- _What is needed_
Scan the records below for the word "Bewegung". Copy each line where it appears.

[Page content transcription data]
========

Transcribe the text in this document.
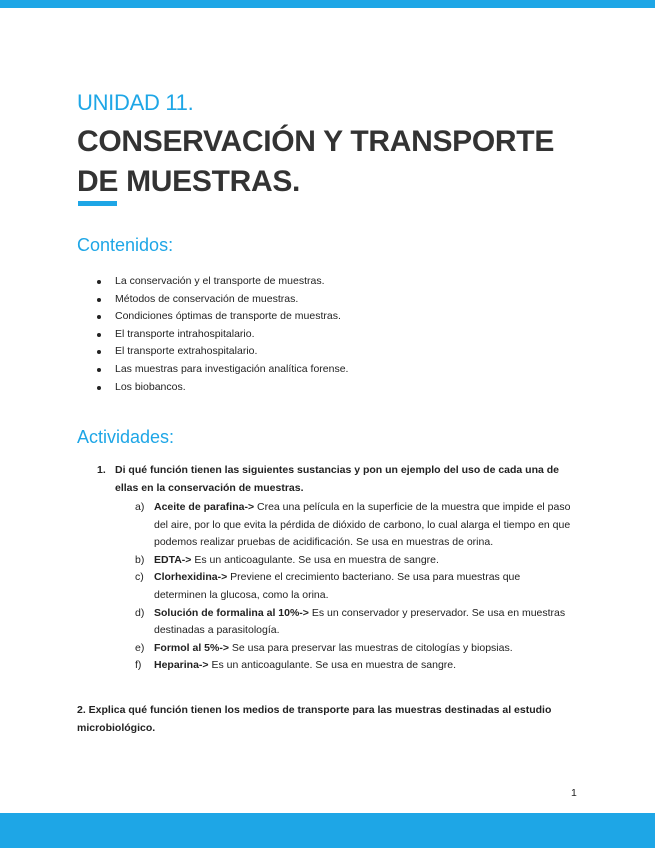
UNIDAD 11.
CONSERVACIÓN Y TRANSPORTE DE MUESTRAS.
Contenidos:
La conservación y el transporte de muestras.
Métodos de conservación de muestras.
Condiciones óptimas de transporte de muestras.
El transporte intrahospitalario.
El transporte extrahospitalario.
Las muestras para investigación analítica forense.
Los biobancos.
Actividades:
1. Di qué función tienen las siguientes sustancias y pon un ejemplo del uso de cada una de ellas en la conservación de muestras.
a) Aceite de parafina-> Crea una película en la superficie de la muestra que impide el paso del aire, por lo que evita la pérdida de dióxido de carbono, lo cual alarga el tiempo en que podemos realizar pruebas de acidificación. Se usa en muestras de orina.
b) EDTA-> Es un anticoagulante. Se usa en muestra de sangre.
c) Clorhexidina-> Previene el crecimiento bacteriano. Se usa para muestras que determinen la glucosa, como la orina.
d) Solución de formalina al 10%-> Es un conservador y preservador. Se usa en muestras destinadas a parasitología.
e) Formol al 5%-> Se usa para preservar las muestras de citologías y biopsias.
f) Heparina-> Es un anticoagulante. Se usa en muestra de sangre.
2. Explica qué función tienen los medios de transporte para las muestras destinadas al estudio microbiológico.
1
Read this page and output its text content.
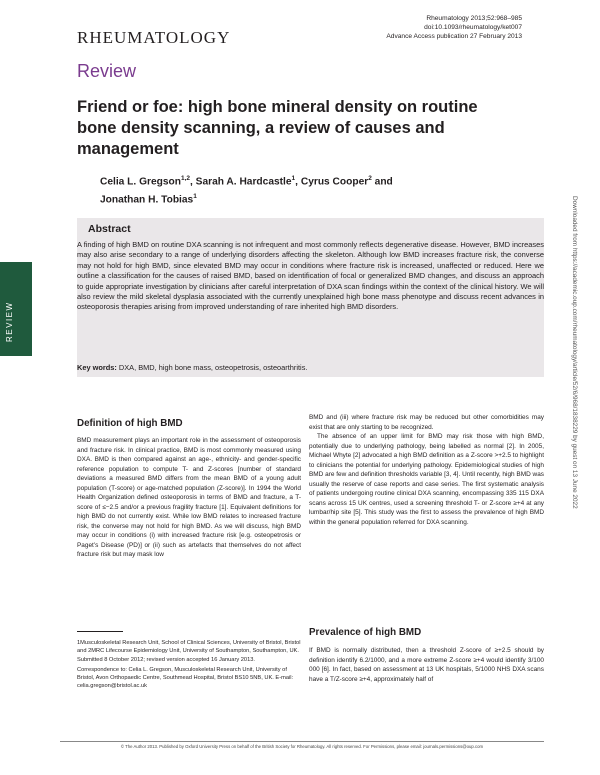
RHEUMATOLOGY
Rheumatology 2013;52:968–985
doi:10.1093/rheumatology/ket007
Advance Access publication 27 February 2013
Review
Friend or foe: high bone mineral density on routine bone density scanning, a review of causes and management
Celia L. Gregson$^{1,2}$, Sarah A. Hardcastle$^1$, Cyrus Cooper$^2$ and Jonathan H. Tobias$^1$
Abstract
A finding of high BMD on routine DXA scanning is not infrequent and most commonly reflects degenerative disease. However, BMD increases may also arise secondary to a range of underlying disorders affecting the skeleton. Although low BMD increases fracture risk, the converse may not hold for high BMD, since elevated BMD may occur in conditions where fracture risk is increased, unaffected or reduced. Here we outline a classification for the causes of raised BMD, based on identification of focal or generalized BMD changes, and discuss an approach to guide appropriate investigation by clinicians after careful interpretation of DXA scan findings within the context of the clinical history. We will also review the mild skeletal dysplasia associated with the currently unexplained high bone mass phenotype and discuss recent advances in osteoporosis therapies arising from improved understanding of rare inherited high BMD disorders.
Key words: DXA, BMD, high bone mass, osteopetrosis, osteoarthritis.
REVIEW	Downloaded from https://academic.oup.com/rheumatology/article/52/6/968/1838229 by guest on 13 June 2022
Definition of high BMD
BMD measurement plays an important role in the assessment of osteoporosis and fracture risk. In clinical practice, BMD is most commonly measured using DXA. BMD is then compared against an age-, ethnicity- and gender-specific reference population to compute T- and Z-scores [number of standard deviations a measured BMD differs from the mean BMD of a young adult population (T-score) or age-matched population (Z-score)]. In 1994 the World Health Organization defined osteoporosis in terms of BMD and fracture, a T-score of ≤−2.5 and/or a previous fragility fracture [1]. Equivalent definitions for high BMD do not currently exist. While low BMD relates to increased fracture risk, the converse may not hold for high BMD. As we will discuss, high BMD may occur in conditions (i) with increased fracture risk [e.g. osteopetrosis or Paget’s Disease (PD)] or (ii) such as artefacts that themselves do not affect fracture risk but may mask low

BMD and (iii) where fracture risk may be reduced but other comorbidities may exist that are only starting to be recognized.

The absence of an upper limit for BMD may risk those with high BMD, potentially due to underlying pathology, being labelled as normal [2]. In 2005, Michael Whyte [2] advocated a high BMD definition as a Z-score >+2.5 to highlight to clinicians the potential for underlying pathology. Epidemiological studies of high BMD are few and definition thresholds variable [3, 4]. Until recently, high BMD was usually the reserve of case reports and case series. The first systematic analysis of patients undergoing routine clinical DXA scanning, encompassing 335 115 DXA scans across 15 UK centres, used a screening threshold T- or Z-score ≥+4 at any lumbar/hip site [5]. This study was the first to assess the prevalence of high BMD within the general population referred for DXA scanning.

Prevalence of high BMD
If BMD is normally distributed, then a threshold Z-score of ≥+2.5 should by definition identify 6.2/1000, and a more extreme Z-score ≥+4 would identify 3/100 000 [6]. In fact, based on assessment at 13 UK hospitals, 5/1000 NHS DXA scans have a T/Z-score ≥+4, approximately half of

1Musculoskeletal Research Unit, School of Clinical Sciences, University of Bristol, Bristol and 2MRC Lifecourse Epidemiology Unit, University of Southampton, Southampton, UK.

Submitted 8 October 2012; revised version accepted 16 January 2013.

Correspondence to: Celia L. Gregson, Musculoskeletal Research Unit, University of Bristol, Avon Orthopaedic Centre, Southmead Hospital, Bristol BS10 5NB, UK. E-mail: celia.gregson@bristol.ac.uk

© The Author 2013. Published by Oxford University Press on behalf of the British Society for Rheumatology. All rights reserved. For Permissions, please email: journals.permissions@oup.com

========

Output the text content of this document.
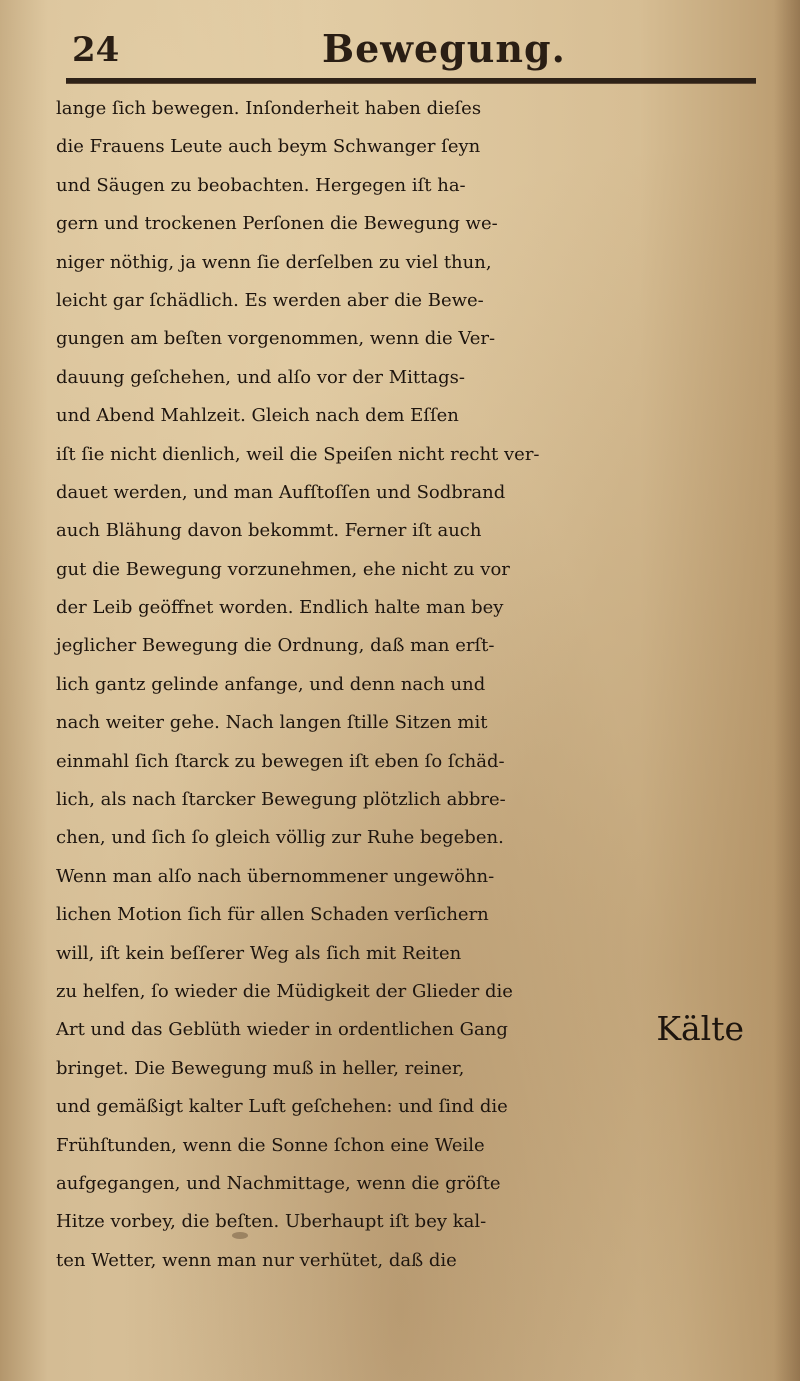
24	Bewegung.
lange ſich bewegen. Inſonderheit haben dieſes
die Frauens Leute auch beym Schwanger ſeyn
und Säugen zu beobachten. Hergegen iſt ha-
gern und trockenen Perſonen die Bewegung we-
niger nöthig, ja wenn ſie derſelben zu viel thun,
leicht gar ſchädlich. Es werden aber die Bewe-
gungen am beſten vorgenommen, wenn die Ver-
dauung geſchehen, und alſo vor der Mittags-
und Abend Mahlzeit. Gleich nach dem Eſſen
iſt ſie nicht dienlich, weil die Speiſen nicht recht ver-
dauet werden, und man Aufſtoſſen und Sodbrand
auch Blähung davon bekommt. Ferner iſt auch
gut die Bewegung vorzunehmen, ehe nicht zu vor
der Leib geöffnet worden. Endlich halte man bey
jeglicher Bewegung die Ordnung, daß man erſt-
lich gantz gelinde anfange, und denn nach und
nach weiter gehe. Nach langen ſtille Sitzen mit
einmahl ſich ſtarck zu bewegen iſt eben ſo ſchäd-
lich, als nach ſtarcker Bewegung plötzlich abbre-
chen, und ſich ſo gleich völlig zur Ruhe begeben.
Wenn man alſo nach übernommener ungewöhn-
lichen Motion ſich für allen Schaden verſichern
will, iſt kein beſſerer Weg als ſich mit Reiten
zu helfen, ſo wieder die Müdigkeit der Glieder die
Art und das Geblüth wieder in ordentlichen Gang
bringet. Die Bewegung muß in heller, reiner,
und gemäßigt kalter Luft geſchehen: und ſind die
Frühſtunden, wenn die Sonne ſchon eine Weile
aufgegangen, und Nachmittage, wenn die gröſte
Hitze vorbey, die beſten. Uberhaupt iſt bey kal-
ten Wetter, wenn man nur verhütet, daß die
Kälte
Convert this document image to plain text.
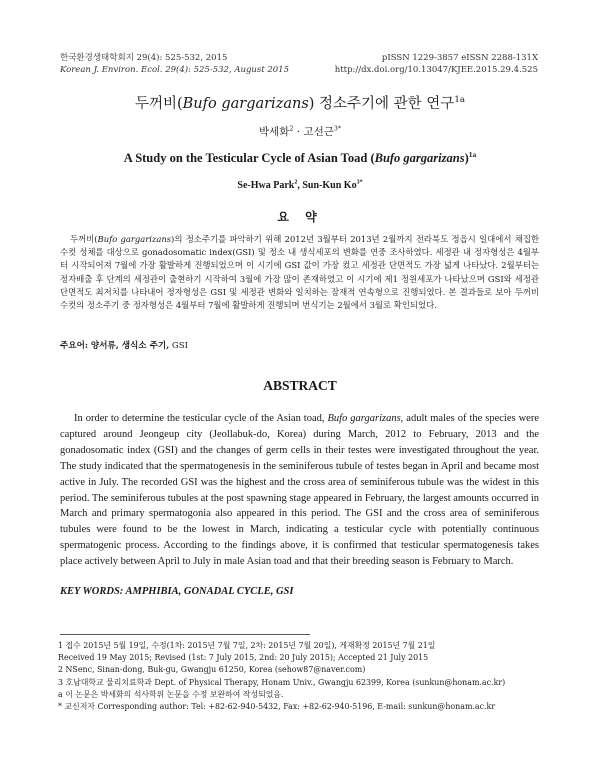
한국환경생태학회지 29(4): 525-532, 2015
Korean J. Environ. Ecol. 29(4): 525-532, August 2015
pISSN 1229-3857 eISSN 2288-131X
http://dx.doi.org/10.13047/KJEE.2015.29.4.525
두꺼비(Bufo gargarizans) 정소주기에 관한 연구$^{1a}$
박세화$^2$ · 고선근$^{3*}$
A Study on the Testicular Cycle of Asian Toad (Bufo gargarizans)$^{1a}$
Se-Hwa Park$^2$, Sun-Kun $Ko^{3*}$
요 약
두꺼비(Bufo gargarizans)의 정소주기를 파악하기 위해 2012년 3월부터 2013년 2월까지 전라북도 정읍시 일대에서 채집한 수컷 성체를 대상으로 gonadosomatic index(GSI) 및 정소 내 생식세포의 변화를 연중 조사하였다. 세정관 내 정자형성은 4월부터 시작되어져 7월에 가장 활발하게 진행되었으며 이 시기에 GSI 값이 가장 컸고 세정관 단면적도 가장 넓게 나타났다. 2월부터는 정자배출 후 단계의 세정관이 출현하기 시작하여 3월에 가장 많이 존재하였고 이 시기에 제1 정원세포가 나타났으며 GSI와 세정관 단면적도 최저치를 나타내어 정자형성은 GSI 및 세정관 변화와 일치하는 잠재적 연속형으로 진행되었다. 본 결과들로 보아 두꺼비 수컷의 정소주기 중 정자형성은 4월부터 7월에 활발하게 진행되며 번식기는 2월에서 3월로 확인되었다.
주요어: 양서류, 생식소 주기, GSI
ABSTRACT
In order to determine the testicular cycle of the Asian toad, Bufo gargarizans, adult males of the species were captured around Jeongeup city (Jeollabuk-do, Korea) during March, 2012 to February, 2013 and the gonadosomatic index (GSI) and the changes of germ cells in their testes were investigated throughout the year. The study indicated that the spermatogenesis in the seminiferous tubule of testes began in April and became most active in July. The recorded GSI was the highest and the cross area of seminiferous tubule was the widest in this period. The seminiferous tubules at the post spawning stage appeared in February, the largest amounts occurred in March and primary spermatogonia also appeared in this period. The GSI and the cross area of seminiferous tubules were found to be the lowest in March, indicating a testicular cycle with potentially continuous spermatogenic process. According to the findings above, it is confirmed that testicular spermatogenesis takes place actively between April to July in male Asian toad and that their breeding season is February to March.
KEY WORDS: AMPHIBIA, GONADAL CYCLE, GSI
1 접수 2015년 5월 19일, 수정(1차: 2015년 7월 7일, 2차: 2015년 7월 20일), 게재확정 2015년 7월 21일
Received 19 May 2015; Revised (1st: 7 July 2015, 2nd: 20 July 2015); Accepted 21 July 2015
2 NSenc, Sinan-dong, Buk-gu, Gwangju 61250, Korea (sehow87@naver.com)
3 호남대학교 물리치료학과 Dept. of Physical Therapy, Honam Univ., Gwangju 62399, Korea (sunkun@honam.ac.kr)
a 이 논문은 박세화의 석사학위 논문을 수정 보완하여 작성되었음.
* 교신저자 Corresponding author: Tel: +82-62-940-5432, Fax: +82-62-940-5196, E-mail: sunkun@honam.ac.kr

========

- _Answer to the exercise_
24	Bewegung.
gern und trockenen Perſonen die Bewegung we-
gut die Bewegung vorzunehmen, ehe nicht zu vor
jeglicher Bewegung die Ordnung, daß man erſt-
lich, als nach ſtarcker Bewegung plötzlich abbre-
bringet. Die Bewegung muß in heller, reiner,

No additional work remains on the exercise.